Dataset excerpts

________________________

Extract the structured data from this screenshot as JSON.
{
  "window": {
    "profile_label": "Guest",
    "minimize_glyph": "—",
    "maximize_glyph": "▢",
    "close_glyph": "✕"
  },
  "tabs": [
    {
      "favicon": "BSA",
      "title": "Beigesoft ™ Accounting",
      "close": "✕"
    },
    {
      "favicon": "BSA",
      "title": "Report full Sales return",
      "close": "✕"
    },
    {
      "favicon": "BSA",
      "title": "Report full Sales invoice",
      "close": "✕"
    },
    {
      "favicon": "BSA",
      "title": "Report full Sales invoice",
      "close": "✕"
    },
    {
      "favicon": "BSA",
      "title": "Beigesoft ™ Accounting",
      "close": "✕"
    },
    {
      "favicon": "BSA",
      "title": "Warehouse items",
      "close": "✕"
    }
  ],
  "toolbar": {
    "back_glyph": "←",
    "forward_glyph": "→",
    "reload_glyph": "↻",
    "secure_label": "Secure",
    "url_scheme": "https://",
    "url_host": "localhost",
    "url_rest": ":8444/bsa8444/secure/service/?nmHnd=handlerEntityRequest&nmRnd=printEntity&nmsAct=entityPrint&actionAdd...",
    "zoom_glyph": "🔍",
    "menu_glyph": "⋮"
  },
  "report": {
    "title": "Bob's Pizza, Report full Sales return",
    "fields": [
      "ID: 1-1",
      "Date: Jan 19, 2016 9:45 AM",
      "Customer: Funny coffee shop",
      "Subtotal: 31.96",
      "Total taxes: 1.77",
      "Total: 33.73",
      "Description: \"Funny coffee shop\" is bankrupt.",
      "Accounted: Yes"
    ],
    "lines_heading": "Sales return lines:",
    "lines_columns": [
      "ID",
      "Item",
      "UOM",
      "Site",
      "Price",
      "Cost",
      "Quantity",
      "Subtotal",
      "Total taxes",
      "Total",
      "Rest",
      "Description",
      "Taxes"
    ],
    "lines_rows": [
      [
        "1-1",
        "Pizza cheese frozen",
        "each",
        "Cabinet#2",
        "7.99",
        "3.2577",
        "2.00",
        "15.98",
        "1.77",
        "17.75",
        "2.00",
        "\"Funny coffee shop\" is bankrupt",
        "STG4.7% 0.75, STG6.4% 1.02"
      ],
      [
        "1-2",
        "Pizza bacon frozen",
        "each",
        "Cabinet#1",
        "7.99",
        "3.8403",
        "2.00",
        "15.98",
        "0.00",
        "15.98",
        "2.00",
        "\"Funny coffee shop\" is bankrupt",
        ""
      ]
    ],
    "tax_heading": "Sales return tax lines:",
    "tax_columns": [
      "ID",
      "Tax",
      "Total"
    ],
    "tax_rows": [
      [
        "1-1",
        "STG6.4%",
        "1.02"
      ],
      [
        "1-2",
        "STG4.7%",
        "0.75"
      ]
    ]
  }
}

________________________

◆ Written instruction ◆
Take each line of the material that contains the word "Description" and list it.

◆ Response to the task ◆
      "Description: \"Funny coffee shop\" is bankrupt.",
      "Description",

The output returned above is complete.